> **Data rows**:
--- begin ---

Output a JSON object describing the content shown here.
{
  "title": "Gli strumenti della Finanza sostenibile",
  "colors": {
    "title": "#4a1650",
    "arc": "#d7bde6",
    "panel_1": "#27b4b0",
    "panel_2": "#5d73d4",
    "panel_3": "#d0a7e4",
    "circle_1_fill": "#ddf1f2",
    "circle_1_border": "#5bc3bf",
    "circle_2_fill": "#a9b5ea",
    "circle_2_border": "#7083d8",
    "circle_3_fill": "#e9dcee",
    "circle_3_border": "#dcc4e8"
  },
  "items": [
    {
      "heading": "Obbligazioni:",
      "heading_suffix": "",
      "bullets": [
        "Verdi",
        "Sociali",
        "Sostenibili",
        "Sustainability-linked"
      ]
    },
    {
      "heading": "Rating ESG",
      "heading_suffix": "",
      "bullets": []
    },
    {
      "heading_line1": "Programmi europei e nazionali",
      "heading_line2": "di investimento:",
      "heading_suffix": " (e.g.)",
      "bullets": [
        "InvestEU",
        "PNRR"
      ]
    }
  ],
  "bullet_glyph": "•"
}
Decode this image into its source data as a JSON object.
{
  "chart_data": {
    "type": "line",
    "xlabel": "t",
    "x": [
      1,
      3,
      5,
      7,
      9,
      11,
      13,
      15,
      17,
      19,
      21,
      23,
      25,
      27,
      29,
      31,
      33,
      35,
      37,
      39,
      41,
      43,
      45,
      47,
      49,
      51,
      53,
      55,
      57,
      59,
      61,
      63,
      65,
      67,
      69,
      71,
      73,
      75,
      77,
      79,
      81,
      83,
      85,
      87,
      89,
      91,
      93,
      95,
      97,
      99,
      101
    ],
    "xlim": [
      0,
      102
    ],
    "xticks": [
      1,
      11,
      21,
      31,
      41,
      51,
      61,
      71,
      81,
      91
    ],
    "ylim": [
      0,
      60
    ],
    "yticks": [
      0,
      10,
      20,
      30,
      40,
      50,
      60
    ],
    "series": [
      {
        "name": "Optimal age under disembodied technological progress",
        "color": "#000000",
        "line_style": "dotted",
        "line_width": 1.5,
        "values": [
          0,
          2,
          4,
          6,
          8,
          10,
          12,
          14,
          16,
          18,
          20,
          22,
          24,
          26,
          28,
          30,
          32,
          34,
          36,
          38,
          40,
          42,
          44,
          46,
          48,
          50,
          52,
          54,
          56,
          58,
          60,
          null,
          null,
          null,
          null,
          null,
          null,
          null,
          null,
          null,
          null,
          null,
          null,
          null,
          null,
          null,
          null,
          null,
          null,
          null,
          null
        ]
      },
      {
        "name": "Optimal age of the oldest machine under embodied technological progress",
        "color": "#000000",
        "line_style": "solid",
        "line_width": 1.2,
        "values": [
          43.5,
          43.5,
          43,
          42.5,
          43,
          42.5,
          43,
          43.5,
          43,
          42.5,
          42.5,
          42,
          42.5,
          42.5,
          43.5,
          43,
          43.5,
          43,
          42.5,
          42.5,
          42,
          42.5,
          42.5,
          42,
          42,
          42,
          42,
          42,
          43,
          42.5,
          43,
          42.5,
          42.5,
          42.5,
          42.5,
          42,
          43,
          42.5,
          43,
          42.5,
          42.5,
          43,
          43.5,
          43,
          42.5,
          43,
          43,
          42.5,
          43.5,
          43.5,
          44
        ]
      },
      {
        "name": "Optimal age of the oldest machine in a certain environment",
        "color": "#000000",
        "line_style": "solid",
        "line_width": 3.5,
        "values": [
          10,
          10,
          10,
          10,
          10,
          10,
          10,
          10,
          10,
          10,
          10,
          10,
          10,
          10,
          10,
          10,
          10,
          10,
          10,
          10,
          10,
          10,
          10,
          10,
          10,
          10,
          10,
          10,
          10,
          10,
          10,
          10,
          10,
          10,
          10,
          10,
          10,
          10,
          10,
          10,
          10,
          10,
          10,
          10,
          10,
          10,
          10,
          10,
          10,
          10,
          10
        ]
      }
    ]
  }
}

--- end ---

> **Task description**:
Write each line above out exactly.

> **Result of the task**:
Output a JSON object describing the content shown here.
{
  "title": "Gli strumenti della Finanza sostenibile",
  "colors": {
    "title": "#4a1650",
    "arc": "#d7bde6",
    "panel_1": "#27b4b0",
    "panel_2": "#5d73d4",
    "panel_3": "#d0a7e4",
    "circle_1_fill": "#ddf1f2",
    "circle_1_border": "#5bc3bf",
    "circle_2_fill": "#a9b5ea",
    "circle_2_border": "#7083d8",
    "circle_3_fill": "#e9dcee",
    "circle_3_border": "#dcc4e8"
  },
  "items": [
    {
      "heading": "Obbligazioni:",
      "heading_suffix": "",
      "bullets": [
        "Verdi",
        "Sociali",
        "Sostenibili",
        "Sustainability-linked"
      ]
    },
    {
      "heading": "Rating ESG",
      "heading_suffix": "",
      "bullets": []
    },
    {
      "heading_line1": "Programmi europei e nazionali",
      "heading_line2": "di investimento:",
      "heading_suffix": " (e.g.)",
      "bullets": [
        "InvestEU",
        "PNRR"
      ]
    }
  ],
  "bullet_glyph": "•"
}
Decode this image into its source data as a JSON object.
{
  "chart_data": {
    "type": "line",
    "xlabel": "t",
    "x": [
      1,
      3,
      5,
      7,
      9,
      11,
      13,
      15,
      17,
      19,
      21,
      23,
      25,
      27,
      29,
      31,
      33,
      35,
      37,
      39,
      41,
      43,
      45,
      47,
      49,
      51,
      53,
      55,
      57,
      59,
      61,
      63,
      65,
      67,
      69,
      71,
      73,
      75,
      77,
      79,
      81,
      83,
      85,
      87,
      89,
      91,
      93,
      95,
      97,
      99,
      101
    ],
    "xlim": [
      0,
      102
    ],
    "xticks": [
      1,
      11,
      21,
      31,
      41,
      51,
      61,
      71,
      81,
      91
    ],
    "ylim": [
      0,
      60
    ],
    "yticks": [
      0,
      10,
      20,
      30,
      40,
      50,
      60
    ],
    "series": [
      {
        "name": "Optimal age under disembodied technological progress",
        "color": "#000000",
        "line_style": "dotted",
        "line_width": 1.5,
        "values": [
          0,
          2,
          4,
          6,
          8,
          10,
          12,
          14,
          16,
          18,
          20,
          22,
          24,
          26,
          28,
          30,
          32,
          34,
          36,
          38,
          40,
          42,
          44,
          46,
          48,
          50,
          52,
          54,
          56,
          58,
          60,
          null,
          null,
          null,
          null,
          null,
          null,
          null,
          null,
          null,
          null,
          null,
          null,
          null,
          null,
          null,
          null,
          null,
          null,
          null,
          null
        ]
      },
      {
        "name": "Optimal age of the oldest machine under embodied technological progress",
        "color": "#000000",
        "line_style": "solid",
        "line_width": 1.2,
        "values": [
          43.5,
          43.5,
          43,
          42.5,
          43,
          42.5,
          43,
          43.5,
          43,
          42.5,
          42.5,
          42,
          42.5,
          42.5,
          43.5,
          43,
          43.5,
          43,
          42.5,
          42.5,
          42,
          42.5,
          42.5,
          42,
          42,
          42,
          42,
          42,
          43,
          42.5,
          43,
          42.5,
          42.5,
          42.5,
          42.5,
          42,
          43,
          42.5,
          43,
          42.5,
          42.5,
          43,
          43.5,
          43,
          42.5,
          43,
          43,
          42.5,
          43.5,
          43.5,
          44
        ]
      },
      {
        "name": "Optimal age of the oldest machine in a certain environment",
        "color": "#000000",
        "line_style": "solid",
        "line_width": 3.5,
        "values": [
          10,
          10,
          10,
          10,
          10,
          10,
          10,
          10,
          10,
          10,
          10,
          10,
          10,
          10,
          10,
          10,
          10,
          10,
          10,
          10,
          10,
          10,
          10,
          10,
          10,
          10,
          10,
          10,
          10,
          10,
          10,
          10,
          10,
          10,
          10,
          10,
          10,
          10,
          10,
          10,
          10,
          10,
          10,
          10,
          10,
          10,
          10,
          10,
          10,
          10,
          10
        ]
      }
    ]
  }
}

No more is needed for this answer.